▶ _Goal_
Keep only the lines that hold the string "structured", filtering out the rest of the entries below.

[Records about charts and figures]
○ ○ ○
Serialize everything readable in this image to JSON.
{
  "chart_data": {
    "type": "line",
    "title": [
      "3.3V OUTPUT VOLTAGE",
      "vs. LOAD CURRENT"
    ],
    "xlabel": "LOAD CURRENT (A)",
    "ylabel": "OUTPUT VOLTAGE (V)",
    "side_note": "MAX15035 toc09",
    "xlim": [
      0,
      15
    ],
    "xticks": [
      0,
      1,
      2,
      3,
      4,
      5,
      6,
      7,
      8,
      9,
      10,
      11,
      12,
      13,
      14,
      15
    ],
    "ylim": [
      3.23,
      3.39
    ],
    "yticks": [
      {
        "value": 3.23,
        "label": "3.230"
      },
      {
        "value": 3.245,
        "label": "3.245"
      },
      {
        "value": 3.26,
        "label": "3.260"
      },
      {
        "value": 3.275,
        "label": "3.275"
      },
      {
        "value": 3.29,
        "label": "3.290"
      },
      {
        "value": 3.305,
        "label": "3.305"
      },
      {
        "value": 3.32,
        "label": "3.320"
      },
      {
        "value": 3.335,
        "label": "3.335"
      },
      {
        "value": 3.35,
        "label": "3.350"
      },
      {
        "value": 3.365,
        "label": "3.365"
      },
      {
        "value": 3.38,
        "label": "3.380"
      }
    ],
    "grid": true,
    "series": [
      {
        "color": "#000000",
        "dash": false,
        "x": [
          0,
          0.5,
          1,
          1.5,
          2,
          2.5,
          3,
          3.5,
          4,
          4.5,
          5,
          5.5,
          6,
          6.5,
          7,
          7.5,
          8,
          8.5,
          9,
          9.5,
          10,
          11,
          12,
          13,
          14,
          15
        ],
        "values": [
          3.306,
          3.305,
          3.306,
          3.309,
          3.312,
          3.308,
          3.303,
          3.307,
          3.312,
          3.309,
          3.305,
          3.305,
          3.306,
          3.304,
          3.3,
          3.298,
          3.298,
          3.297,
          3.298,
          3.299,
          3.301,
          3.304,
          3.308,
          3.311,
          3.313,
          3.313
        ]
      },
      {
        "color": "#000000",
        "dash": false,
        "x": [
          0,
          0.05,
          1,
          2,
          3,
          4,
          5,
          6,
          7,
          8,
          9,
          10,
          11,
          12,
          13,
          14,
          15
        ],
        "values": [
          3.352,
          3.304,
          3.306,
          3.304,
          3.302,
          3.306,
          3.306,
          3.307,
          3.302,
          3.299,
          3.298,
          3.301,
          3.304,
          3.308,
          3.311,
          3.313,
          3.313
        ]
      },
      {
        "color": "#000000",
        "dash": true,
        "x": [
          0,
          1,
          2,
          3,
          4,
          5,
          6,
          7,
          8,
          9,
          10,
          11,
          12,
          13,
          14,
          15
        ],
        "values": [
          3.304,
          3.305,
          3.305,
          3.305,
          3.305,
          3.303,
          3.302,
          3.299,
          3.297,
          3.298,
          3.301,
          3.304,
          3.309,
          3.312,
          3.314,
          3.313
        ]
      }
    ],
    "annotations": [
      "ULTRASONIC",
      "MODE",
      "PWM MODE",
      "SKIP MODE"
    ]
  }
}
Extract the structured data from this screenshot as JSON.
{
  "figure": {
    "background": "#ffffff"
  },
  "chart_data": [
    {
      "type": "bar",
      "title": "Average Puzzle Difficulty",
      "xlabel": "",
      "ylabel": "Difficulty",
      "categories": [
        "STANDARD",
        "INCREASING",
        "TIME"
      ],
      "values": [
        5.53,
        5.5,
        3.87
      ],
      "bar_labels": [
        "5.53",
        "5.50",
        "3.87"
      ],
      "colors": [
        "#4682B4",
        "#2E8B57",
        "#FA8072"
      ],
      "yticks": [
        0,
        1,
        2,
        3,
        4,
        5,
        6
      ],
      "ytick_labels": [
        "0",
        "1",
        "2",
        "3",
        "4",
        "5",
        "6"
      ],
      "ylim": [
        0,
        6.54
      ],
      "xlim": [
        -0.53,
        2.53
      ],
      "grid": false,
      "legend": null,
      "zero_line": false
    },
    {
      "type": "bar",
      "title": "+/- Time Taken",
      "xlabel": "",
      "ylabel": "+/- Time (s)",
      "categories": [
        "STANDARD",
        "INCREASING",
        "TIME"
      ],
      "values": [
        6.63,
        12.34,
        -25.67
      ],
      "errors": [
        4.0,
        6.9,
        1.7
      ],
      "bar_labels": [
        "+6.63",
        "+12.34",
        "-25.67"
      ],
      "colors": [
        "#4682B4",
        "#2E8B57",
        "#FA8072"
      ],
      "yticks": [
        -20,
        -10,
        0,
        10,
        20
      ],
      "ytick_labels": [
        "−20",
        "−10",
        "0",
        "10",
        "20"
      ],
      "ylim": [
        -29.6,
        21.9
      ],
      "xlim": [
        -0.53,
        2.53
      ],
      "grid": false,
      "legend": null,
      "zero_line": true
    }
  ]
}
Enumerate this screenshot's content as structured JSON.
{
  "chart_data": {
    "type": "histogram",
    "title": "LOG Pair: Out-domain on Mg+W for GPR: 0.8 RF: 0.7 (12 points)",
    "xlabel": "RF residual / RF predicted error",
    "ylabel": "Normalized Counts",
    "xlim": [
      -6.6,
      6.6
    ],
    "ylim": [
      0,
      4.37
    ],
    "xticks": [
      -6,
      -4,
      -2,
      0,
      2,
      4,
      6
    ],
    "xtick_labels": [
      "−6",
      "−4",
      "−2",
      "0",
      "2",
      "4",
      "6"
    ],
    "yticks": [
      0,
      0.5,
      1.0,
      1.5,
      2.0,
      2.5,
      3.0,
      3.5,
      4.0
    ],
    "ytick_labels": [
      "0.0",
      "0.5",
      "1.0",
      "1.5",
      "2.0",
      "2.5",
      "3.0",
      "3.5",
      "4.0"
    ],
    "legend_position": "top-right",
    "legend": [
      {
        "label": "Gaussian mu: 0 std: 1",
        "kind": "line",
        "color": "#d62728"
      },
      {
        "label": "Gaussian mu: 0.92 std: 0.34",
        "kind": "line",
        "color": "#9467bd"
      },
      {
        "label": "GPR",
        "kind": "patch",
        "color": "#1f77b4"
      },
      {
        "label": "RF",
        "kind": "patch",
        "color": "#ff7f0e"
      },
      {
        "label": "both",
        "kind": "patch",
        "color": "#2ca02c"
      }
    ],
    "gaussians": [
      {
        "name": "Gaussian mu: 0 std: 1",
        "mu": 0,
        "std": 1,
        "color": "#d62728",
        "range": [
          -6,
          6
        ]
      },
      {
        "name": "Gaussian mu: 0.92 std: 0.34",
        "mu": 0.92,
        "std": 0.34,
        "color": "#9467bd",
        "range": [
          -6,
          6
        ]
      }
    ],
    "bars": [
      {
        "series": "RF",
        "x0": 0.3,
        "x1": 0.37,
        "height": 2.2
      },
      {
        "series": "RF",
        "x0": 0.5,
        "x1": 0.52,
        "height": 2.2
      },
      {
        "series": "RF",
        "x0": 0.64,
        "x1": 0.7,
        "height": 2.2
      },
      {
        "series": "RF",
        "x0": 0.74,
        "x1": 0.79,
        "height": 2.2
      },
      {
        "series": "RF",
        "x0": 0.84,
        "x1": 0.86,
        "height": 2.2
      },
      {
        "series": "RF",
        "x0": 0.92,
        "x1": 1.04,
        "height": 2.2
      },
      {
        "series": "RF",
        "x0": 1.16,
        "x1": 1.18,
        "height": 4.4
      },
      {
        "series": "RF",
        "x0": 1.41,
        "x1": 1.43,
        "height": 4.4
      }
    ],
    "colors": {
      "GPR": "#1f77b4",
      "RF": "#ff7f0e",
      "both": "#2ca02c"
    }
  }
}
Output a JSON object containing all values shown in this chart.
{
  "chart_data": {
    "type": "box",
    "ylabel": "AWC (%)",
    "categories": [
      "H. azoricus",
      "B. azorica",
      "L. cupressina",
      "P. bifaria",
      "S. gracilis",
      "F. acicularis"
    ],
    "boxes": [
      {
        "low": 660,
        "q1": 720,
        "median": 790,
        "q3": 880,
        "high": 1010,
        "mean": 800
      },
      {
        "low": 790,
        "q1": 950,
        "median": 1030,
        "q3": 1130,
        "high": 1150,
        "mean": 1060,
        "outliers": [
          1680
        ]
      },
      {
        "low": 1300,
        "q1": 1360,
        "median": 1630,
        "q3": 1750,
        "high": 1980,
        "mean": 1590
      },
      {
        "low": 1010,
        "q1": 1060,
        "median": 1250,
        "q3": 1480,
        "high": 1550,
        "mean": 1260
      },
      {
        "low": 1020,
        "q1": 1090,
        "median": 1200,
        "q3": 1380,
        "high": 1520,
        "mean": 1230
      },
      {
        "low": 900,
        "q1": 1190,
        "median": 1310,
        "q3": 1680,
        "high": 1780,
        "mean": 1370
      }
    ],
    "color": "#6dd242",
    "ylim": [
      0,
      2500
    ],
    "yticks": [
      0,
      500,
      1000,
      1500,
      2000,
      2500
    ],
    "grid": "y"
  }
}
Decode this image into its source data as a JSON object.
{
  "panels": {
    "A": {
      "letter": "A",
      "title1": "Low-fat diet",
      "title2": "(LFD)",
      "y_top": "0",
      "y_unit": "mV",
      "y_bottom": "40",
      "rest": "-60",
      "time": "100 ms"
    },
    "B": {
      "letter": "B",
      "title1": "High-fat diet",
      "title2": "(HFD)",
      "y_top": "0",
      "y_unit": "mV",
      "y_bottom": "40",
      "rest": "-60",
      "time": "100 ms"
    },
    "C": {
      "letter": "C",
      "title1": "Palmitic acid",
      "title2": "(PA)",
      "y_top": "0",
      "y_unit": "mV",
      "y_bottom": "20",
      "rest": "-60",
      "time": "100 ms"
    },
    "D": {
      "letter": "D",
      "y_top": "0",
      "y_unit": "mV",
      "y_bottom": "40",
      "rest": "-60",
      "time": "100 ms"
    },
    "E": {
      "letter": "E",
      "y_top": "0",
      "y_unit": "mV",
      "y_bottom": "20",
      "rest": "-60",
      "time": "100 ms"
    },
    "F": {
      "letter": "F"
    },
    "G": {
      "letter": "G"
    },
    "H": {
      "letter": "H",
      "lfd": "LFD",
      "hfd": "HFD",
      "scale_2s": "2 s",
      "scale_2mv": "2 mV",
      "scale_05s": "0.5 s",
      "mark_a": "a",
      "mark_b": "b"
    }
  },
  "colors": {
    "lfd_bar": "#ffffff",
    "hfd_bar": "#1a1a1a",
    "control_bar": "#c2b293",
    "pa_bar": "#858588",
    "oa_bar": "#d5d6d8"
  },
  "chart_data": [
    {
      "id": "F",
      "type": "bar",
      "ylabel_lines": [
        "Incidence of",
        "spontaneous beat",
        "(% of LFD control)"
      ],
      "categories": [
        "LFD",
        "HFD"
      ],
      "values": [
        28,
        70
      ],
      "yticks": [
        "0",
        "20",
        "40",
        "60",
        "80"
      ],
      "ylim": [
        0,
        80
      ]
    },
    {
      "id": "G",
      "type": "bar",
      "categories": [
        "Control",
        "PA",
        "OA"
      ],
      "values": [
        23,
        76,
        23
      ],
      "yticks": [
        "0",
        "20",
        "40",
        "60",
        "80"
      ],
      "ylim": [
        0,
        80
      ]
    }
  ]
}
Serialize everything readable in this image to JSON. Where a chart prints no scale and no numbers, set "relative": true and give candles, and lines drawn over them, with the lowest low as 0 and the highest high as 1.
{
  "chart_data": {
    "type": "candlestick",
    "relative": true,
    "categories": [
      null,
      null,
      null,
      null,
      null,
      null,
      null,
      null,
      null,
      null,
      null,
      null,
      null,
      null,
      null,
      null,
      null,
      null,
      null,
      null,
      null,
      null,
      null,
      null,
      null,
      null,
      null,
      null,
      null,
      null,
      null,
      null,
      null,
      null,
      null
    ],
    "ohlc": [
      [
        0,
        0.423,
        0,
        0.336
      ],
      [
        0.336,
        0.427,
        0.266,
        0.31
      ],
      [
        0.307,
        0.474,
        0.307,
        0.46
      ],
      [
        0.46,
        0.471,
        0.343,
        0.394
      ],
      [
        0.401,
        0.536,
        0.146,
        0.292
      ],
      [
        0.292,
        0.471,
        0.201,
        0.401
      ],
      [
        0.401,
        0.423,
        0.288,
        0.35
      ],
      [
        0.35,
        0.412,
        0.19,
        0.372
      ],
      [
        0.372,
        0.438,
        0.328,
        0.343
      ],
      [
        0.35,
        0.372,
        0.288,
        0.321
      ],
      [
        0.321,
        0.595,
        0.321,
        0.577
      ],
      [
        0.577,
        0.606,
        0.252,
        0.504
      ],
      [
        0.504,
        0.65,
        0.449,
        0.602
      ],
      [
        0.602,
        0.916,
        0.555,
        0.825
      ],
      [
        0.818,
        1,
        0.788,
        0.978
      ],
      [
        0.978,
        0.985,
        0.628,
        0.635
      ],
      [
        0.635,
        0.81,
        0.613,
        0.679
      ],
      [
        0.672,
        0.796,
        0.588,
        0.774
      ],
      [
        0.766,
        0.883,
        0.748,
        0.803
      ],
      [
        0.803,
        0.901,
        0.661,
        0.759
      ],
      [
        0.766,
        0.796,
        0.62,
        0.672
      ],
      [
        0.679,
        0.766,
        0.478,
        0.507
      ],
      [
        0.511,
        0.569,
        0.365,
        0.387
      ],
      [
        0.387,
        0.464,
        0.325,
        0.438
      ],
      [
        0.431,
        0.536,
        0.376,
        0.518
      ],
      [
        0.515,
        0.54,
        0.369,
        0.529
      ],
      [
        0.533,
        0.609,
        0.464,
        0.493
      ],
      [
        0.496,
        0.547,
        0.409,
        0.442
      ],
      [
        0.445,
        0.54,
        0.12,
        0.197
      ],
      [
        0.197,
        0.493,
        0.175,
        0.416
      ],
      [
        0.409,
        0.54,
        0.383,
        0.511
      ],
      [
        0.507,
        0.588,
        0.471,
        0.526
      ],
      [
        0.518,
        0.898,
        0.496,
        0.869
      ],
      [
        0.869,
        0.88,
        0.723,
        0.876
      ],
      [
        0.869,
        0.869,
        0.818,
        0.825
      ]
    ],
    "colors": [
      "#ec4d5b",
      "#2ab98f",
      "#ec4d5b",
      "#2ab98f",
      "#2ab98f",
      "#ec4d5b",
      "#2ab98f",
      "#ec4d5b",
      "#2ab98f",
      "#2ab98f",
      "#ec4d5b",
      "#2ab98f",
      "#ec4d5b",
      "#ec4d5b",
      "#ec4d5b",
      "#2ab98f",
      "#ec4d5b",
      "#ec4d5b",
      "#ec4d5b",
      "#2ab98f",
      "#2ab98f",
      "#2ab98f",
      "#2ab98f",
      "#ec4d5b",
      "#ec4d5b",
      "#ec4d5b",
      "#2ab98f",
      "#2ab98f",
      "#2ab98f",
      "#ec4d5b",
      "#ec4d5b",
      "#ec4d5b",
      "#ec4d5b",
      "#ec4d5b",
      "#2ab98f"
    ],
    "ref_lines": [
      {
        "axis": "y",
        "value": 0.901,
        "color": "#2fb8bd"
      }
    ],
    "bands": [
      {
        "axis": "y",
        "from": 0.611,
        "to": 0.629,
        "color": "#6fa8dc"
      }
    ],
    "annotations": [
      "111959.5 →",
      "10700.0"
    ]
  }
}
○ ○ ○
▶ _Final result_
Extract the structured data from this screenshot as JSON.
Enumerate this screenshot's content as structured JSON.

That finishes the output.